## Begin
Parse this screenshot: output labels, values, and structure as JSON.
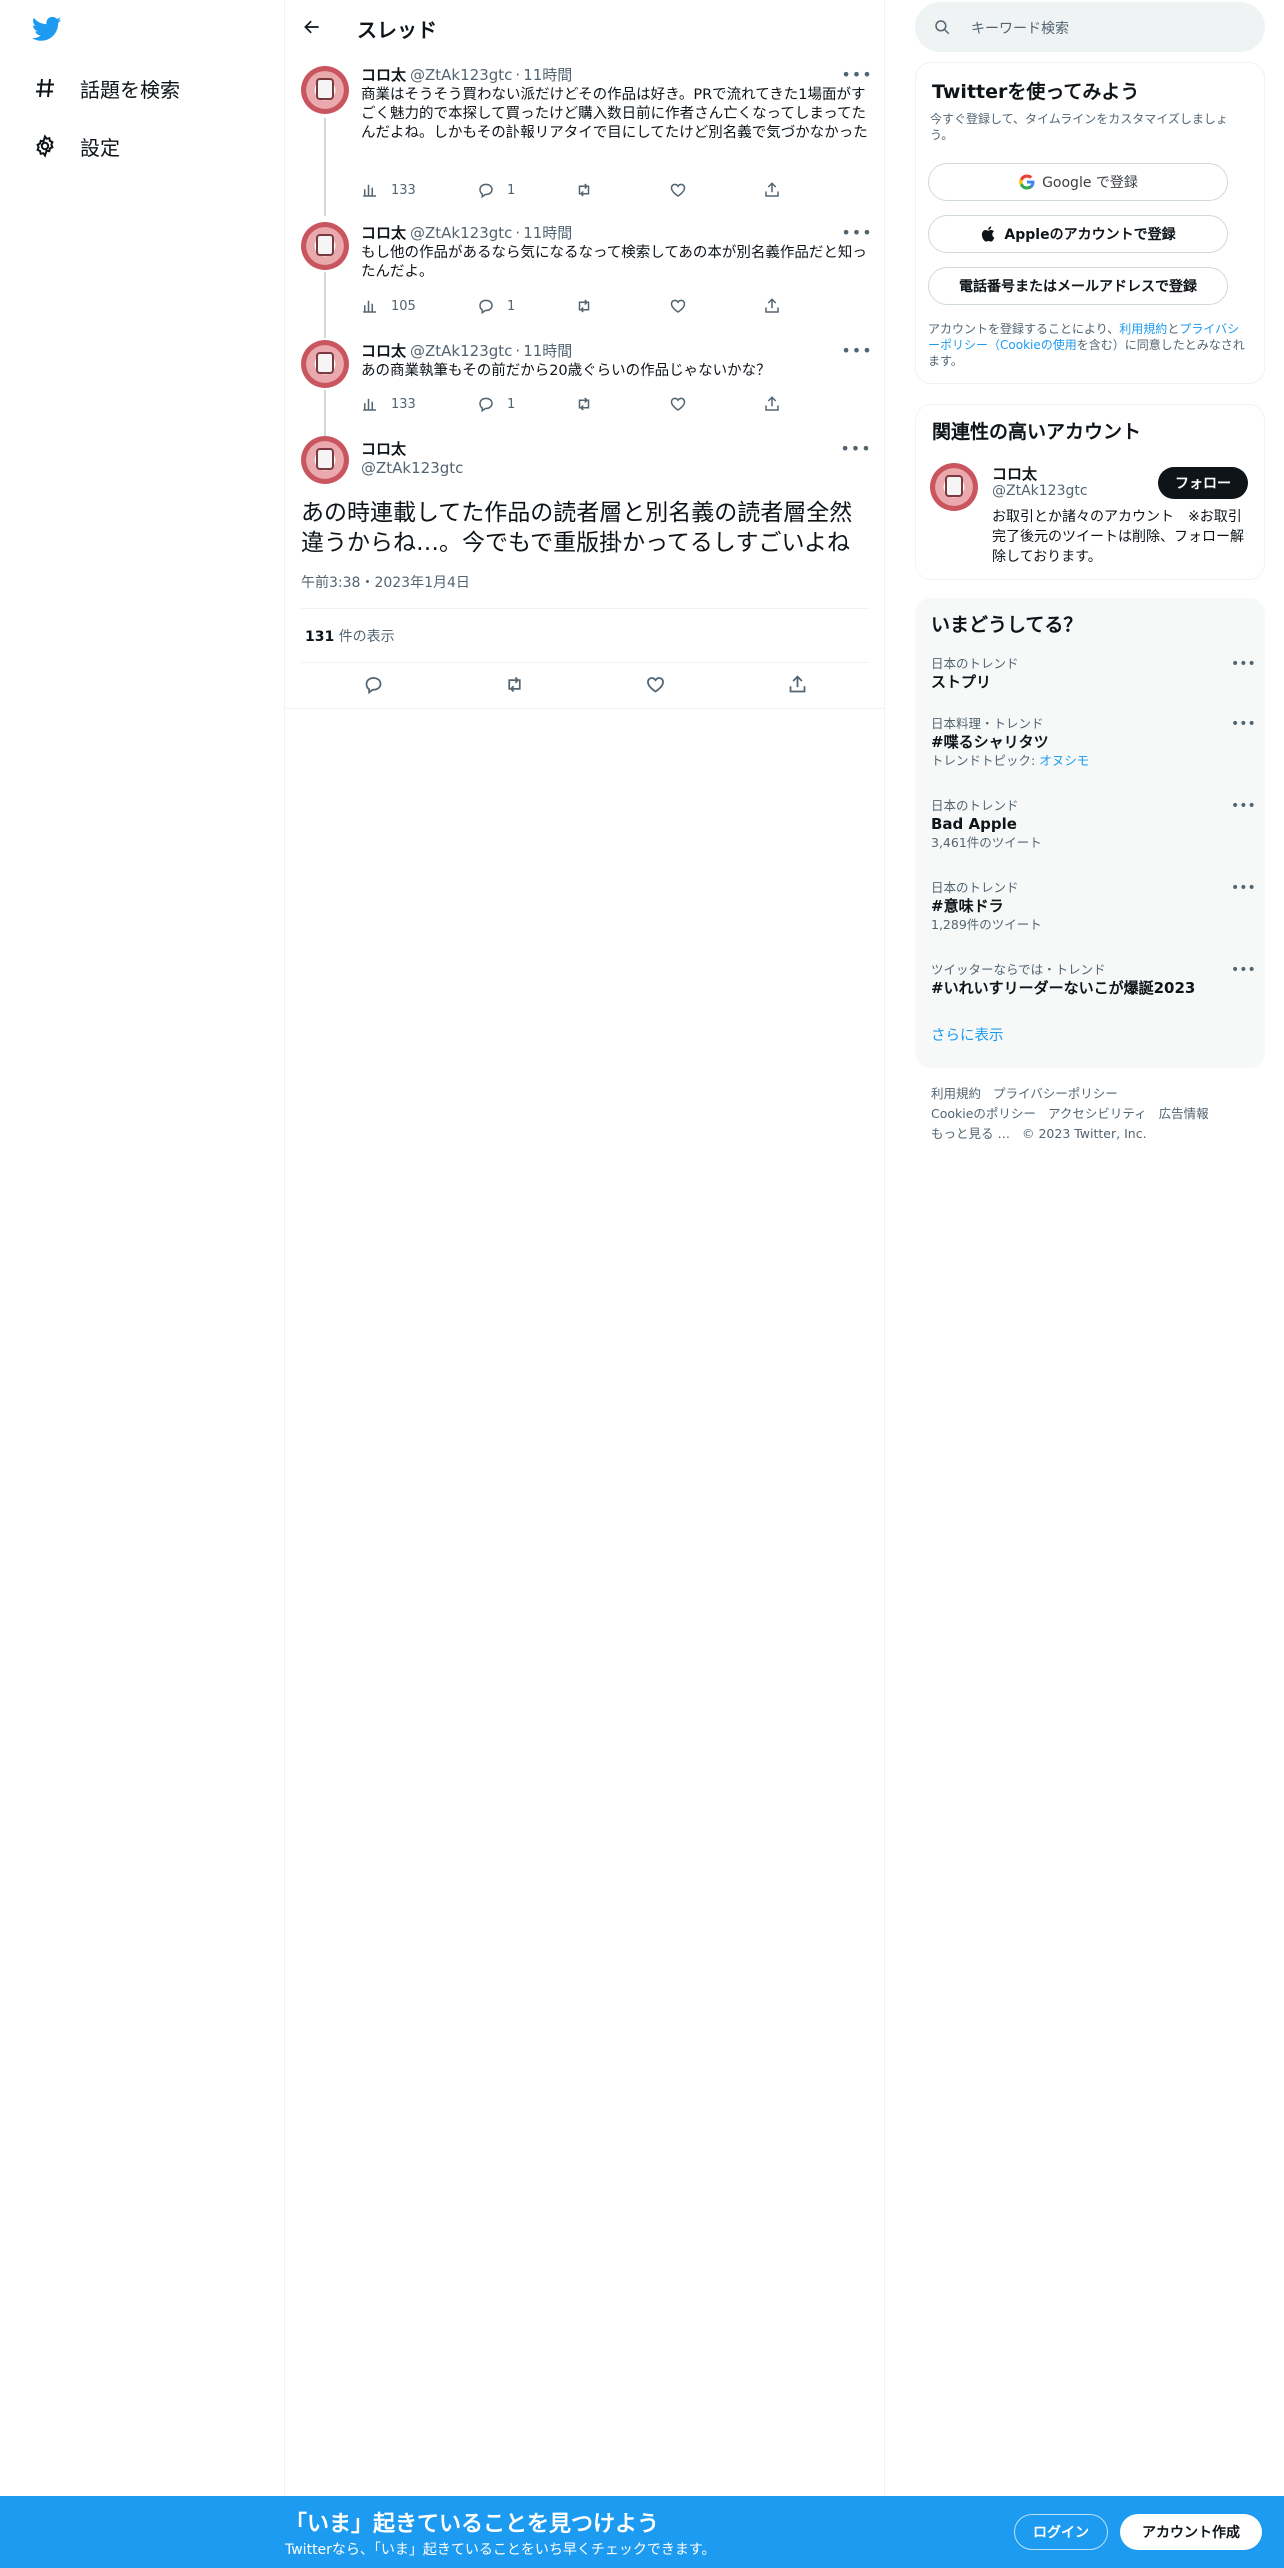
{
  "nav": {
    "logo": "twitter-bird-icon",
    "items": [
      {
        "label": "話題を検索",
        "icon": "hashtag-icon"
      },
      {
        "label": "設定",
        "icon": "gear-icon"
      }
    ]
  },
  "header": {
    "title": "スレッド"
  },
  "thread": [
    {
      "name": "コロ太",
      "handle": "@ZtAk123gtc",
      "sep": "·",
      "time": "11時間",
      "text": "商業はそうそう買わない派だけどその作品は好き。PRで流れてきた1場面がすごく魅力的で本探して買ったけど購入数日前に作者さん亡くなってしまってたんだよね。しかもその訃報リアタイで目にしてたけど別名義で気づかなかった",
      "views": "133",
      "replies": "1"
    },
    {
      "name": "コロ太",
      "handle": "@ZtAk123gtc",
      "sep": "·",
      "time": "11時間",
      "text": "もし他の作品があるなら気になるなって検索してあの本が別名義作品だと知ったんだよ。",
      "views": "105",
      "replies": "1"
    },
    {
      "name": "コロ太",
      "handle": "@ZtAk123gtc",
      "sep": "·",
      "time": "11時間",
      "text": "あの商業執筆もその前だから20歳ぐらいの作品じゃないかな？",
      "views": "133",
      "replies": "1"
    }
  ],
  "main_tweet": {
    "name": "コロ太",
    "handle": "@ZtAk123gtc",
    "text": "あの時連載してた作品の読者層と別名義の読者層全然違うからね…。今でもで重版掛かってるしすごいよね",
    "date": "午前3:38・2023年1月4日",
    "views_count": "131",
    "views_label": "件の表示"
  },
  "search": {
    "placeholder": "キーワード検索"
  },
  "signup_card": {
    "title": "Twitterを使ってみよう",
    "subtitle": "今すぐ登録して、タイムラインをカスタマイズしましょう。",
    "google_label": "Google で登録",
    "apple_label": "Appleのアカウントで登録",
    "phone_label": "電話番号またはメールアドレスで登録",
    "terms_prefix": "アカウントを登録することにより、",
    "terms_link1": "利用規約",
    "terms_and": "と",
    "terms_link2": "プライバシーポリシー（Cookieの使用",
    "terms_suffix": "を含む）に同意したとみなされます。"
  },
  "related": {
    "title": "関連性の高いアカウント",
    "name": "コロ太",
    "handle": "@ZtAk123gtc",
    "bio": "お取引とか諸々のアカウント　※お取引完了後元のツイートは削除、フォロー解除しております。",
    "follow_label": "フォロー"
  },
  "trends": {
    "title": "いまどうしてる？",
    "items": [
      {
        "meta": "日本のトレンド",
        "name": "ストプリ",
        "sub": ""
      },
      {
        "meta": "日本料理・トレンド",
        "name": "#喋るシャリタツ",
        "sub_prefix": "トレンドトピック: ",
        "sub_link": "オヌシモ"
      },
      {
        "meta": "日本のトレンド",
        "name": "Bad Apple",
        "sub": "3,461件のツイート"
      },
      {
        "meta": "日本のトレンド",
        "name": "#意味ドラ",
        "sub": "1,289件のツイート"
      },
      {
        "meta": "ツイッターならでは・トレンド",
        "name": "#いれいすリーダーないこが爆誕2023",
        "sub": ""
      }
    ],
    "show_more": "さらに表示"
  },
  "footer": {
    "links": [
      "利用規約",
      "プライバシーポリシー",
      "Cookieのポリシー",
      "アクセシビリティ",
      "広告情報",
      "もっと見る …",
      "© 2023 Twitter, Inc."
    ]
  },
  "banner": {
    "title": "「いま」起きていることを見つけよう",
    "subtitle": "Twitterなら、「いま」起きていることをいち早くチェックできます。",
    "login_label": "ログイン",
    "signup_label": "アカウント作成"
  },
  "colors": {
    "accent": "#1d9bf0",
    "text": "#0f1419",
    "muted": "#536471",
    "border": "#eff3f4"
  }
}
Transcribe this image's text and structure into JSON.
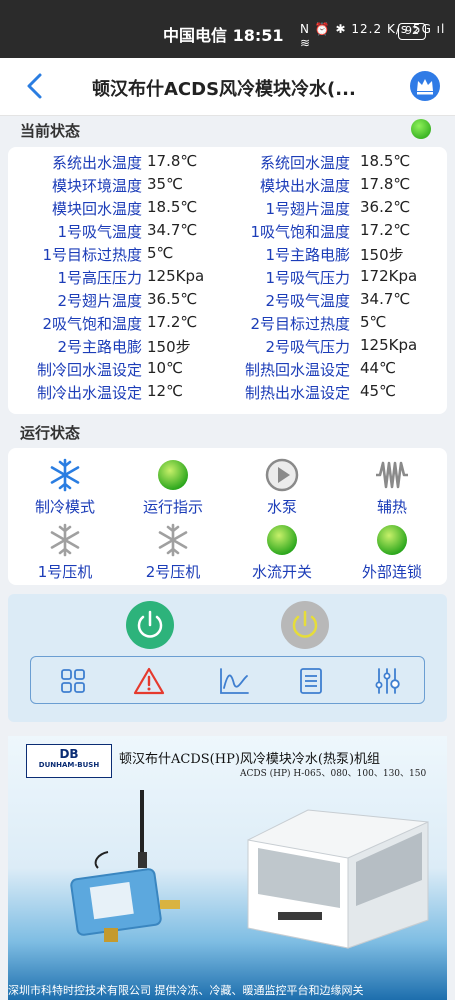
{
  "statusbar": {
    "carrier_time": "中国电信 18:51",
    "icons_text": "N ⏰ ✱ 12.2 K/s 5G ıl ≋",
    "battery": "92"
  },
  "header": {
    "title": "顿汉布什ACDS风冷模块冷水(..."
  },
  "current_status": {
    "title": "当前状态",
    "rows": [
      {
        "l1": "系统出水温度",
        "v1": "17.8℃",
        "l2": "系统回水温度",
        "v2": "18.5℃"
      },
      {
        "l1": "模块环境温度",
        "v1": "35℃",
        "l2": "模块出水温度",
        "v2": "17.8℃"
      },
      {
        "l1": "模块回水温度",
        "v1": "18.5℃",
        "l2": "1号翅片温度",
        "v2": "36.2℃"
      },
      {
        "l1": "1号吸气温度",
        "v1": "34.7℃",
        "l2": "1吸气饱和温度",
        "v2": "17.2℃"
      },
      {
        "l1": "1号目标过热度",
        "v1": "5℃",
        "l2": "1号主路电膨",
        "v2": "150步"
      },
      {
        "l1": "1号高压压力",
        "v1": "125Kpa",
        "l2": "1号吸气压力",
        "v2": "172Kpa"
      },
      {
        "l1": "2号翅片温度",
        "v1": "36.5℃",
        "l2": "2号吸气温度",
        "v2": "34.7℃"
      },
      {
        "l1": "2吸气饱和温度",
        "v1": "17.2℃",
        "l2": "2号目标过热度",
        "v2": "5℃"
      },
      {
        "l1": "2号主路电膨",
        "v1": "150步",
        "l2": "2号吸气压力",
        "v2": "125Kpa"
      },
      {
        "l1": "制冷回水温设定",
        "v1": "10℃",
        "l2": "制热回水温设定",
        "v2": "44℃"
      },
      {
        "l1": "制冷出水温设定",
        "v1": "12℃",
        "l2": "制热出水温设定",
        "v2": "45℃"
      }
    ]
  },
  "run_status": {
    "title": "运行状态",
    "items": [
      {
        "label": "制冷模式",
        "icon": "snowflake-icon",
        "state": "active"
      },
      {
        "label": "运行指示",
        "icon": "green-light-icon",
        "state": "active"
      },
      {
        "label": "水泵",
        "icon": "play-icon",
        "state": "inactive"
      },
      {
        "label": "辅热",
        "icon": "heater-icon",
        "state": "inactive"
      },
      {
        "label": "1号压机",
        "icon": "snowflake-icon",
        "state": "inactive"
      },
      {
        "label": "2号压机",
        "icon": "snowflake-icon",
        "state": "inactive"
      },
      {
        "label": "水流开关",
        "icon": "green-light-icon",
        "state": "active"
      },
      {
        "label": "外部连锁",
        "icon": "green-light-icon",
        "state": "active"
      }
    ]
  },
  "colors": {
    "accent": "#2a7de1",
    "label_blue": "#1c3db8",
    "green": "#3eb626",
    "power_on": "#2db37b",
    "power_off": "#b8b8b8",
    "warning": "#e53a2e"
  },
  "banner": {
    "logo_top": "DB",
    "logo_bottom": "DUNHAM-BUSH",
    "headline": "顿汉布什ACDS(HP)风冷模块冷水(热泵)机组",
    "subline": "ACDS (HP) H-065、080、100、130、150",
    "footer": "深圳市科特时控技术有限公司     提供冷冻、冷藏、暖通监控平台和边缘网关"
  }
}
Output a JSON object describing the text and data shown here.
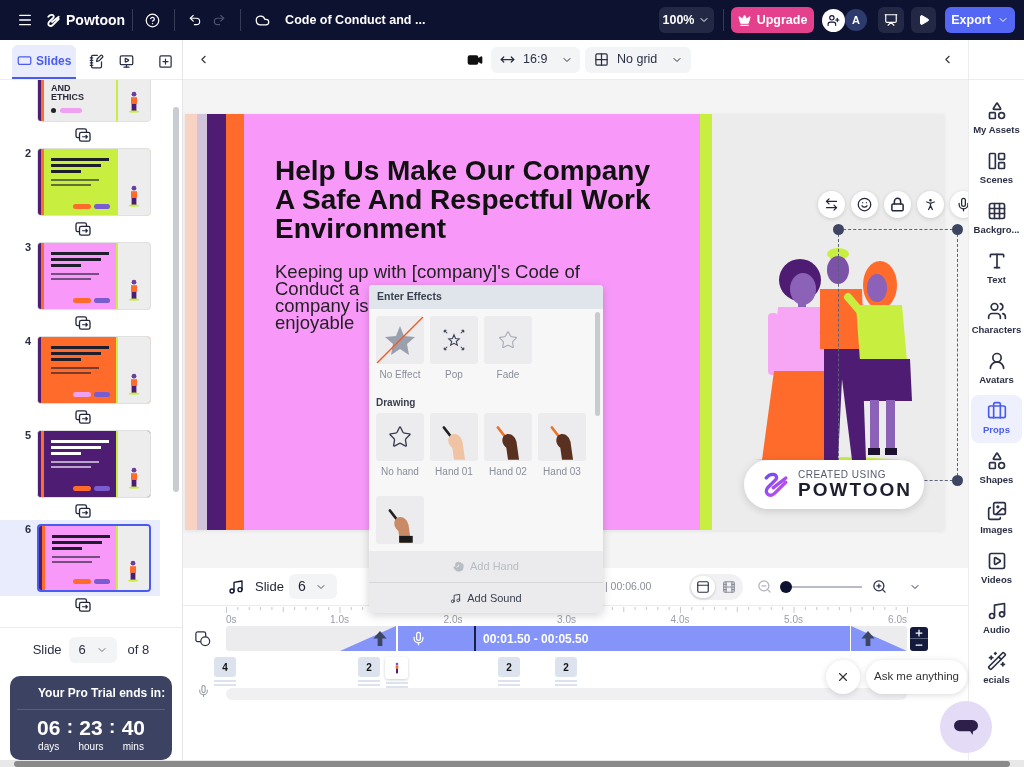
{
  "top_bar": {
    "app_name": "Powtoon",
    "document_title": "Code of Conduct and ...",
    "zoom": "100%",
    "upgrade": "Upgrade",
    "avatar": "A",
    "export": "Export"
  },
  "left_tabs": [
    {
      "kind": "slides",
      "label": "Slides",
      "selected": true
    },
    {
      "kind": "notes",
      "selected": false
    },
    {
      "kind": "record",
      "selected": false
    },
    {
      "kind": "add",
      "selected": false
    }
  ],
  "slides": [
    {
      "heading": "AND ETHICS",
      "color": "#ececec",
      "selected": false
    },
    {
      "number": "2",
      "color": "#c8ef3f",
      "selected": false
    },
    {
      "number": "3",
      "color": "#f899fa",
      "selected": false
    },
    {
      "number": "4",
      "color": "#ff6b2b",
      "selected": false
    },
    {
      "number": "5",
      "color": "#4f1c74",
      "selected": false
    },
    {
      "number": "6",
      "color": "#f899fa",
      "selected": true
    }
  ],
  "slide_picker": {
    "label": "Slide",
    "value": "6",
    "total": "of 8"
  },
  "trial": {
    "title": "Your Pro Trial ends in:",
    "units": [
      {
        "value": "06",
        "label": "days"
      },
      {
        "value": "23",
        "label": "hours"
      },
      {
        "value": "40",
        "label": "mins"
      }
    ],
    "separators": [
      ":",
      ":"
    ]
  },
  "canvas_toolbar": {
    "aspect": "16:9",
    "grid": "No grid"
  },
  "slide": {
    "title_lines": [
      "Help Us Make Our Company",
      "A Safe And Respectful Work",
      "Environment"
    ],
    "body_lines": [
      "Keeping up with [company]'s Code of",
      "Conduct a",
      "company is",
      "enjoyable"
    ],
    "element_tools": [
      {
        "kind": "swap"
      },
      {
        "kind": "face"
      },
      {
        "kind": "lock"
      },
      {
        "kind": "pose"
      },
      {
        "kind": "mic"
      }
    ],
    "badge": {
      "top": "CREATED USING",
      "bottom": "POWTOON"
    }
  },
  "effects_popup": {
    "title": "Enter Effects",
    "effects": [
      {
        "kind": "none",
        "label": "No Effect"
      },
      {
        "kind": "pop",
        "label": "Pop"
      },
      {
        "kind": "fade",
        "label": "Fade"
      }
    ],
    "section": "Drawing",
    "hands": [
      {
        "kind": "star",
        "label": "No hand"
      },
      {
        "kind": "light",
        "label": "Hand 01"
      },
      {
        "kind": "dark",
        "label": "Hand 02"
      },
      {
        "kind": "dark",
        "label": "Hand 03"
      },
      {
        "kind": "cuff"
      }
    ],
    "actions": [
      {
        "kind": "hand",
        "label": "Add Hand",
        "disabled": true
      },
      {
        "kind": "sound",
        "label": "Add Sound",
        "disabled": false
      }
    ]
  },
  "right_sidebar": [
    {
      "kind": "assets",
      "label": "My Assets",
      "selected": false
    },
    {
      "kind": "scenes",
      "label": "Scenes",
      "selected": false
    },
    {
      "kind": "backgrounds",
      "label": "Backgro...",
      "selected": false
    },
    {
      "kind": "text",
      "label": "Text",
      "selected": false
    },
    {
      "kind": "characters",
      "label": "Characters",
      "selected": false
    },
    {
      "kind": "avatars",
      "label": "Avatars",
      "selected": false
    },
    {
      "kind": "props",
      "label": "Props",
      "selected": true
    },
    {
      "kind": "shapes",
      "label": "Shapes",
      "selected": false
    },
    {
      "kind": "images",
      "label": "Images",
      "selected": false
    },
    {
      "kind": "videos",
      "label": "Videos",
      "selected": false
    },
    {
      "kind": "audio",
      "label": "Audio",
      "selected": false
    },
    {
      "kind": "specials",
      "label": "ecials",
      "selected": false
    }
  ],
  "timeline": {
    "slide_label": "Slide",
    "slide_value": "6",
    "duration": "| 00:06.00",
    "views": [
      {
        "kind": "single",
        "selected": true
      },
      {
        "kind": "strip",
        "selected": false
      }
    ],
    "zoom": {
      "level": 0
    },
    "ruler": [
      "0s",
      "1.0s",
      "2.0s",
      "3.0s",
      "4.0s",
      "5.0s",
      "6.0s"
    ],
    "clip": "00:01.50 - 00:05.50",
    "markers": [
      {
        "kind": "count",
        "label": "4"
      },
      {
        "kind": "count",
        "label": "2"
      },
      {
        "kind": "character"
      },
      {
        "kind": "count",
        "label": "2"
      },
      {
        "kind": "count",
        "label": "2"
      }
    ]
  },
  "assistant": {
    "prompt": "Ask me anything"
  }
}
## End
## Directions
Which lines hold the word "Conduct"? Show each one.

## Final result
    "document_title": "Code of Conduct and ...",
      "Conduct a",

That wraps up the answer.